* **The exercise**: Copy the records below exactly, leaving out any pictures.

Stored items:
*****

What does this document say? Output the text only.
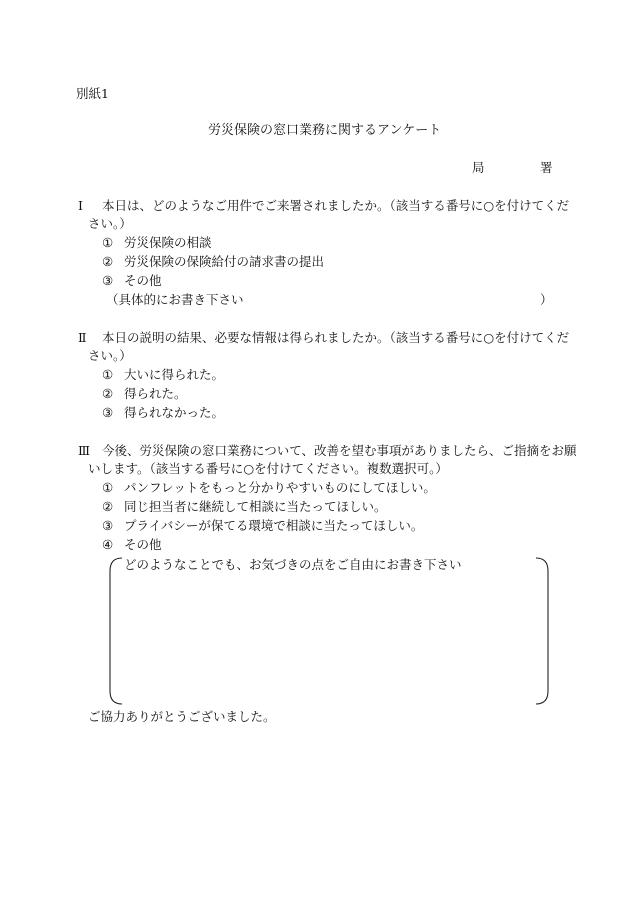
別紙1
労災保険の窓口業務に関するアンケート
局	署
Ⅰ 本日は、どのようなご用件でご来署されましたか。（該当する番号に○を付けてくだ
さい。）
① 労災保険の相談
② 労災保険の保険給付の請求書の提出
③ その他
（具体的にお書き下さい	）
Ⅱ 本日の説明の結果、必要な情報は得られましたか。（該当する番号に○を付けてくだ
さい。）
① 大いに得られた。
② 得られた。
③ 得られなかった。
Ⅲ 今後、労災保険の窓口業務について、改善を望む事項がありましたら、ご指摘をお願
いします。（該当する番号に○を付けてください。複数選択可。）
① パンフレットをもっと分かりやすいものにしてほしい。
② 同じ担当者に継続して相談に当たってほしい。
③ プライバシーが保てる環境で相談に当たってほしい。
④ その他
どのようなことでも、お気づきの点をご自由にお書き下さい
ご協力ありがとうございました。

*****

* **Final result**:
What does this document say? Output the text only.
別紙1
労災保険の窓口業務に関するアンケート
局	署
Ⅰ 本日は、どのようなご用件でご来署されましたか。（該当する番号に○を付けてくだ
さい。）
① 労災保険の相談
② 労災保険の保険給付の請求書の提出
③ その他
（具体的にお書き下さい	）
Ⅱ 本日の説明の結果、必要な情報は得られましたか。（該当する番号に○を付けてくだ
さい。）
① 大いに得られた。
② 得られた。
③ 得られなかった。
Ⅲ 今後、労災保険の窓口業務について、改善を望む事項がありましたら、ご指摘をお願
いします。（該当する番号に○を付けてください。複数選択可。）
① パンフレットをもっと分かりやすいものにしてほしい。
② 同じ担当者に継続して相談に当たってほしい。
③ プライバシーが保てる環境で相談に当たってほしい。
④ その他
どのようなことでも、お気づきの点をご自由にお書き下さい
ご協力ありがとうございました。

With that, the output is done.